DATA FOR THIS TASK:
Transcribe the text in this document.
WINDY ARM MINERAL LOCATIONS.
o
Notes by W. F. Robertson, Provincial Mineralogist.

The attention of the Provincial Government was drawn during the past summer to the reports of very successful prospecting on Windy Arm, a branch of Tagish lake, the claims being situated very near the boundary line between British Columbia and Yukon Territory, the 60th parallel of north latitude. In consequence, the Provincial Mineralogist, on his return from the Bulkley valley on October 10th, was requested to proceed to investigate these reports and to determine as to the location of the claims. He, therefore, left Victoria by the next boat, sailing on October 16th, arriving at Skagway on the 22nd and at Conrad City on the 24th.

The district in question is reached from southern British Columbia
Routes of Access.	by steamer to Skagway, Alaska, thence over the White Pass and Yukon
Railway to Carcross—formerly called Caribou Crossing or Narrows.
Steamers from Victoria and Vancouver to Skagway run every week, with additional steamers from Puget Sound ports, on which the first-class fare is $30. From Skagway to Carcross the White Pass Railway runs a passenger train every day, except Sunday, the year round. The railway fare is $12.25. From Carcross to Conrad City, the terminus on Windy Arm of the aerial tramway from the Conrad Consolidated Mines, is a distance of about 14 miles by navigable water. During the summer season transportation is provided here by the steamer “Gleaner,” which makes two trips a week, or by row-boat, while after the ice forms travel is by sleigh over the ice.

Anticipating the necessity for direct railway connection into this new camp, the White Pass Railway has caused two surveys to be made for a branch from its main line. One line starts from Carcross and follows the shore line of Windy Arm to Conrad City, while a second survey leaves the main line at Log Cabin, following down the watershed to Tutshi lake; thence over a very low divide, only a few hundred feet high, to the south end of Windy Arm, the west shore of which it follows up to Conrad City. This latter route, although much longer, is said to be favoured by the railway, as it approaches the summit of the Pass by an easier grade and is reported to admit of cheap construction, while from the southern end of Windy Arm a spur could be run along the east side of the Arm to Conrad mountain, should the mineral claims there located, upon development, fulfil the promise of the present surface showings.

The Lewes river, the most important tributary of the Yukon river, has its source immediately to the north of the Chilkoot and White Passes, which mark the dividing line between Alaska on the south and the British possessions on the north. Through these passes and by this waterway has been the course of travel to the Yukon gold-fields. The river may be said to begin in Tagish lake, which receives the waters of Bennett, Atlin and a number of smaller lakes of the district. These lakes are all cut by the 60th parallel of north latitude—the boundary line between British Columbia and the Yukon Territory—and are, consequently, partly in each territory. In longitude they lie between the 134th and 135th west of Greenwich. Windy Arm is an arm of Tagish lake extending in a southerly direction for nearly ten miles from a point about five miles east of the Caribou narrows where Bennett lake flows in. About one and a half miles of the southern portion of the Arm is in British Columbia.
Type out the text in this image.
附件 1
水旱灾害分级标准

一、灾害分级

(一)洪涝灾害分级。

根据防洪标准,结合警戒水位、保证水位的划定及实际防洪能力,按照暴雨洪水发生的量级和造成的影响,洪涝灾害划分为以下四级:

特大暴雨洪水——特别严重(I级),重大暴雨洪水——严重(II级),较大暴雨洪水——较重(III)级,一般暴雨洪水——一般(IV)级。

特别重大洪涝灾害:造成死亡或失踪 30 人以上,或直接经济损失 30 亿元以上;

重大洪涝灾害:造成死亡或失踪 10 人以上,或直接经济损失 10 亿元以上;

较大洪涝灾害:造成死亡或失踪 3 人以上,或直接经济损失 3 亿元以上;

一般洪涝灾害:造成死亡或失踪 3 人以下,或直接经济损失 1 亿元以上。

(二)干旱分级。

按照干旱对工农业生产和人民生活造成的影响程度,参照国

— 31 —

SHORT EXERCISE: Report how many lines of the records above contain the word "Provincial", giving only the number.

RESPONSE FOR THIS EXERCISE: 2